= Given task a =
Can you format the entries starting at the line containing "What are the" and ending at the line containing "385, 62, 398]" as a numbered list, leaving out any blank lines?

I'm Busy, But I Couldn't Resist

2 September 2003

My dead parrot and our constitutional republic

By Craig J. Cantoni

(For Internet publication)

”I have a dead parrot hanging from my neck. Or at least I must have one, judging from the looks of shock and disgust that I get from people.

Carl, a conservative Republican, gave me the look the other day over coffee. He was praising President Bush for getting tough on public schools through his ”Leave no child behind” federal mandates.

I responded, ’As a conservative, shouldn’t you be opposed to the mandates, because they’re unconstitutional and counter to everything that the Founders said about states’ rights and enumerated powers?’”

”In a flash, a look of disgust came over Carl’s face as if he was thinking, ’Yuk, Cantoni has a dead parrot around his neck.’

After the look slowly receded from his face, he asked, ”Do you want the teacher union and public schools to continue to shortchange our kids?”

”Of course not, Carl,” I said. ”But I believe the fundamental problem with government schools is that they are coercive. In the face of all of the bureaucracy, incompetence and politics associated with government schools, they continue to have a monopoly over K-12 classroom thought, only because they force people to pay school taxes even if they don’t use the schools. In our constitutional republic, the solution to coercion should not be unconstitutional coercion.”

= Given task b =
In the dead parrot essay, what did Carl praise President Bush for?

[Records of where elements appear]
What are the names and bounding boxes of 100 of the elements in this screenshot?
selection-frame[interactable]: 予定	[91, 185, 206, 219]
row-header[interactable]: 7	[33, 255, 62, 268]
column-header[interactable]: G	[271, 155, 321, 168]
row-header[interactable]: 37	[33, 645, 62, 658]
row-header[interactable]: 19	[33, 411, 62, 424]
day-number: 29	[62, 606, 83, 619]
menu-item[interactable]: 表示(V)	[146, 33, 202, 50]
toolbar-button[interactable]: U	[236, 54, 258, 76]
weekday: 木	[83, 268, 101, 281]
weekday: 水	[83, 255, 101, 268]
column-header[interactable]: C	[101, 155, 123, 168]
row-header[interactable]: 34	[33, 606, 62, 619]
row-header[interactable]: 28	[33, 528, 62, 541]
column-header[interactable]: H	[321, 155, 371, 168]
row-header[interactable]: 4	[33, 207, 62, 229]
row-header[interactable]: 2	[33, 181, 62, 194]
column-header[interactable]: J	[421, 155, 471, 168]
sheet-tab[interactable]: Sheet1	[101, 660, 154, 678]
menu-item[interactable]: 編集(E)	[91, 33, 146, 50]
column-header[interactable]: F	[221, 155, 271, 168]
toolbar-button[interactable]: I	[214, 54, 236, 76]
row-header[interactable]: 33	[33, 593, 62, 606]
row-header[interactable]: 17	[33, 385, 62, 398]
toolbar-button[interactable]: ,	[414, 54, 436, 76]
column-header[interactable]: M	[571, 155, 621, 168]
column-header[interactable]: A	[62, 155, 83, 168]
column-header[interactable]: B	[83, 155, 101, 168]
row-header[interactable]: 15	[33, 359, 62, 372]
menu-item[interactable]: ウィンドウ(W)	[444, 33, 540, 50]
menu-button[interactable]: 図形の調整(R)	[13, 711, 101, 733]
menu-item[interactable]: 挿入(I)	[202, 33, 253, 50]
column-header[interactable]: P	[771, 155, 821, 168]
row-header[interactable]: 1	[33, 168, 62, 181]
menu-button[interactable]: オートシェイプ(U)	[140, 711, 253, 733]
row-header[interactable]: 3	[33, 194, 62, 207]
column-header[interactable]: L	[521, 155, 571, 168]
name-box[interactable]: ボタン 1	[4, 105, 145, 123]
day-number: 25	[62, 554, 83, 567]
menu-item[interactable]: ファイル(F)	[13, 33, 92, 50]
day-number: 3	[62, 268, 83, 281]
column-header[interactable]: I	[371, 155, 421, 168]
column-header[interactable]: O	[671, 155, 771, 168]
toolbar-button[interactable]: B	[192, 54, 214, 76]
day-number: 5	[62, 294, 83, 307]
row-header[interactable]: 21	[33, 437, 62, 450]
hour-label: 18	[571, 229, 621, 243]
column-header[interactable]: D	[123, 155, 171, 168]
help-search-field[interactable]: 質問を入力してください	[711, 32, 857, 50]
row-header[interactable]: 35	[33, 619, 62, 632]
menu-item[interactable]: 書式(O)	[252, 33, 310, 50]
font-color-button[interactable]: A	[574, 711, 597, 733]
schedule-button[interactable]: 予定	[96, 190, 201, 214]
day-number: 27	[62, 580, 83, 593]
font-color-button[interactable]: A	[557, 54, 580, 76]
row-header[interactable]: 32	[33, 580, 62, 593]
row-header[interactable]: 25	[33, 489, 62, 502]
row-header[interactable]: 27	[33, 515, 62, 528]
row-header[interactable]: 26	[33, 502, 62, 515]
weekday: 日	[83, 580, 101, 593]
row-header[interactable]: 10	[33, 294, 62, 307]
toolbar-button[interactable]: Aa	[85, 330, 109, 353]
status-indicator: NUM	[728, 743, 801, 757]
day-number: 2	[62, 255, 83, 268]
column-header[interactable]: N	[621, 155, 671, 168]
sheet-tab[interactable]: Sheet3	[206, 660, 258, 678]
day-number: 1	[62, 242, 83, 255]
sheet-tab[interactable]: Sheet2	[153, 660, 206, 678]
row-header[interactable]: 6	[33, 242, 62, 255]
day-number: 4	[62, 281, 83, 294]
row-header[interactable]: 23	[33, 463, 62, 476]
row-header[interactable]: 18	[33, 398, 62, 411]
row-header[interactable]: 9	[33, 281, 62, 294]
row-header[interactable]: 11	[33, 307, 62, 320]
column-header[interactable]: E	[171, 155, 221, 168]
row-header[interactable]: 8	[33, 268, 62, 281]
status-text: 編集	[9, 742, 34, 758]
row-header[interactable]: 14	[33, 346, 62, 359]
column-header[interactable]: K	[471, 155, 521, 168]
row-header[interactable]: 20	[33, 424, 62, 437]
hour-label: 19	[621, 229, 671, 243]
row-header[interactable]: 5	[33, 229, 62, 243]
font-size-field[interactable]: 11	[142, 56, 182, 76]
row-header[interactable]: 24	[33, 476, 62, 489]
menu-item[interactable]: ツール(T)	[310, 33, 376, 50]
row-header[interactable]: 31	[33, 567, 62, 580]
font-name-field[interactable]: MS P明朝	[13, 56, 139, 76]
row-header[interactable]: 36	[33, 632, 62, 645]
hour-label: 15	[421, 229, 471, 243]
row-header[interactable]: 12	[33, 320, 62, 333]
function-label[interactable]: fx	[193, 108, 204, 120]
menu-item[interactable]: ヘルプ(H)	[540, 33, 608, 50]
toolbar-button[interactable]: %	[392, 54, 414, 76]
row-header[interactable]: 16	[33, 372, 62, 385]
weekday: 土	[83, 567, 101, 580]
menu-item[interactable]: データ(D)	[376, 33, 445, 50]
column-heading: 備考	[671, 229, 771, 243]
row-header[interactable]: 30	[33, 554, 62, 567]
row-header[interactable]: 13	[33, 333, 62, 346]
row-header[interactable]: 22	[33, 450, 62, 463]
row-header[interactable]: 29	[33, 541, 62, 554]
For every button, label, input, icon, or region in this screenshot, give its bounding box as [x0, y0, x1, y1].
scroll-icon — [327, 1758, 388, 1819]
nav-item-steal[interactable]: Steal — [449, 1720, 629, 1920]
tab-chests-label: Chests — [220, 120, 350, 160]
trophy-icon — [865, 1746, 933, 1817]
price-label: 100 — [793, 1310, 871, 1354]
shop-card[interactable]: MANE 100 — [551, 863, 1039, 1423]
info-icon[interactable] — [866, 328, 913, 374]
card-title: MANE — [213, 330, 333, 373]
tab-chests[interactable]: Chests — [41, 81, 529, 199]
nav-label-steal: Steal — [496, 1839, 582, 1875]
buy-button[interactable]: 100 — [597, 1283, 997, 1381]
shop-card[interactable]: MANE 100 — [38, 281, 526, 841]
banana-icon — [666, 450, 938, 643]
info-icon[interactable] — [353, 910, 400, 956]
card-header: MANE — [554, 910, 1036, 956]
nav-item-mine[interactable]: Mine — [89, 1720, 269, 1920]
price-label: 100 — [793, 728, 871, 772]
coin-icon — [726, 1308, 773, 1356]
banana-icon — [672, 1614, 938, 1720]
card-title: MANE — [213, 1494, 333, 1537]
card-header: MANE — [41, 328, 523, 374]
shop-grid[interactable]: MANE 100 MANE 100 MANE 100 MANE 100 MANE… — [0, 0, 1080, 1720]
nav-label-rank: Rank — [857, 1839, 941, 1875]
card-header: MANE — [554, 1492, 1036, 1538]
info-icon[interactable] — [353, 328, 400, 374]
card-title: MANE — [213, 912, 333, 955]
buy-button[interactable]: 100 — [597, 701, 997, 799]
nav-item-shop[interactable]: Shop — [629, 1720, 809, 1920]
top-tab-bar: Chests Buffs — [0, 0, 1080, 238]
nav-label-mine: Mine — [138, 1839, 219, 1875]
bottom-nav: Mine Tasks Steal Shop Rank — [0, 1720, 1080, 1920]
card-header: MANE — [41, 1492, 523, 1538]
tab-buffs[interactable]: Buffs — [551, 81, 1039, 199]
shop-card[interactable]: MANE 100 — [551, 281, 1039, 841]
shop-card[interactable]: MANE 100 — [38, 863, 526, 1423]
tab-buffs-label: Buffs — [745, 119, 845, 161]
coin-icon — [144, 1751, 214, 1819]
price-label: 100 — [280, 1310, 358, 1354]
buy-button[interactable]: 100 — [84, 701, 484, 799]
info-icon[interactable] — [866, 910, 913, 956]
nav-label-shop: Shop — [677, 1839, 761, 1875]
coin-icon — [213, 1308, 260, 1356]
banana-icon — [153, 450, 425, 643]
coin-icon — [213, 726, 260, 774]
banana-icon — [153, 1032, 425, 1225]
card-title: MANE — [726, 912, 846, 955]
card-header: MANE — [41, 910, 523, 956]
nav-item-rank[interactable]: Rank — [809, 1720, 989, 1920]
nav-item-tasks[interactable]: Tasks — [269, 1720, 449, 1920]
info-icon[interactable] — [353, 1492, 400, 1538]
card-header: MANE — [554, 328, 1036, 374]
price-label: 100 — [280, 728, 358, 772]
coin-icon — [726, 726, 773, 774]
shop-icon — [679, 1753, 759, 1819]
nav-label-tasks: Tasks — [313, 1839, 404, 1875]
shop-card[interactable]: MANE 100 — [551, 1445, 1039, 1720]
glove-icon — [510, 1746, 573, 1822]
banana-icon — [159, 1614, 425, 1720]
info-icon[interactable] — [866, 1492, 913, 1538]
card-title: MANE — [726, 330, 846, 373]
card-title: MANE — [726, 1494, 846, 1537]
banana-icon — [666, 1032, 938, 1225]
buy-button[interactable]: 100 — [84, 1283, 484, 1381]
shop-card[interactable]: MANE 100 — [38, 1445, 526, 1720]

--

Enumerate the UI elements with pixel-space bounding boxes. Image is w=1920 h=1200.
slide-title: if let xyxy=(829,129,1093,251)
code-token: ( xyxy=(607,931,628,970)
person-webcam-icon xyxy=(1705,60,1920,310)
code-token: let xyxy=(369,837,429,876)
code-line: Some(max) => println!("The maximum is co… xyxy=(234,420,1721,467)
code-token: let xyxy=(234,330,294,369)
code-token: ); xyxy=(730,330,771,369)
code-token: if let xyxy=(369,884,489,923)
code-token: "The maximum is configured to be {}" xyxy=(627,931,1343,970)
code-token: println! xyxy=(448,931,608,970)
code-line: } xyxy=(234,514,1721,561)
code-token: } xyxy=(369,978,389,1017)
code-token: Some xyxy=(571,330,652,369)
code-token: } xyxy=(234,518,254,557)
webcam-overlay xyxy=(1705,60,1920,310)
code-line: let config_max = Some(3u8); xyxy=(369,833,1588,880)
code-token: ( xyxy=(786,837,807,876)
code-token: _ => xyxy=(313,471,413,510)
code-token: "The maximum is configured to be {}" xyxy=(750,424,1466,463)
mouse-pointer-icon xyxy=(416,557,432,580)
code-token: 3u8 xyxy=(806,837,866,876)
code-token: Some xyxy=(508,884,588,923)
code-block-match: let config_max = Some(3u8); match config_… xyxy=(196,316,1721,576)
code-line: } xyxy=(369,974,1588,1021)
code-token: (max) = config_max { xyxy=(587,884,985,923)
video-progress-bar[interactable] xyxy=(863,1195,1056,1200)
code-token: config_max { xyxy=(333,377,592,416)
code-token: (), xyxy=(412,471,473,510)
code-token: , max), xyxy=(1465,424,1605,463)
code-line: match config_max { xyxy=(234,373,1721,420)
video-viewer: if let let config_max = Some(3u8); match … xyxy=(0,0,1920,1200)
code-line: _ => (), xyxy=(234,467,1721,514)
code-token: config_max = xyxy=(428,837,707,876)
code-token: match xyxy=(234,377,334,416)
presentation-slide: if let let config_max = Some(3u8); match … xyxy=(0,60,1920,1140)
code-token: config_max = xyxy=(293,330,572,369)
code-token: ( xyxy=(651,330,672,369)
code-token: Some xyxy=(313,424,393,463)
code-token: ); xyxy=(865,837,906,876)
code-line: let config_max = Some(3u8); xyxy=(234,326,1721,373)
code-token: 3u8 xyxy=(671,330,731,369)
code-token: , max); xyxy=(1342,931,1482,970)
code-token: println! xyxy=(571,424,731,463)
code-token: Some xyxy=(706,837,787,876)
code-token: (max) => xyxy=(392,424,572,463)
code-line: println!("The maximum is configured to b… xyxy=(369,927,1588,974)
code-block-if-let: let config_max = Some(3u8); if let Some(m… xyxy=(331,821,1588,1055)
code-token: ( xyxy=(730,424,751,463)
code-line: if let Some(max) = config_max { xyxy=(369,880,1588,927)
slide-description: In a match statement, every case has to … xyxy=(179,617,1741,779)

= Written reply a =
1. What are the names and bounding boxes of 100 of the elements in this screenshot?
2. selection-frame[interactable]: 予定	[91, 185, 206, 219]
3. row-header[interactable]: 7	[33, 255, 62, 268]
4. column-header[interactable]: G	[271, 155, 321, 168]
5. row-header[interactable]: 37	[33, 645, 62, 658]
6. row-header[interactable]: 19	[33, 411, 62, 424]
7. day-number: 29	[62, 606, 83, 619]
8. menu-item[interactable]: 表示(V)	[146, 33, 202, 50]
9. toolbar-button[interactable]: U	[236, 54, 258, 76]
10. weekday: 木	[83, 268, 101, 281]
11. weekday: 水	[83, 255, 101, 268]
12. column-header[interactable]: C	[101, 155, 123, 168]
13. row-header[interactable]: 34	[33, 606, 62, 619]
14. row-header[interactable]: 28	[33, 528, 62, 541]
15. column-header[interactable]: H	[321, 155, 371, 168]
16. row-header[interactable]: 4	[33, 207, 62, 229]
17. row-header[interactable]: 2	[33, 181, 62, 194]
18. column-header[interactable]: J	[421, 155, 471, 168]
19. sheet-tab[interactable]: Sheet1	[101, 660, 154, 678]
20. menu-item[interactable]: 編集(E)	[91, 33, 146, 50]
21. column-header[interactable]: F	[221, 155, 271, 168]
22. toolbar-button[interactable]: I	[214, 54, 236, 76]
23. row-header[interactable]: 33	[33, 593, 62, 606]
24. row-header[interactable]: 17	[33, 385, 62, 398]

= Written reply b =
Getting tough on public schools through his "Leave no child behind" federal mandates.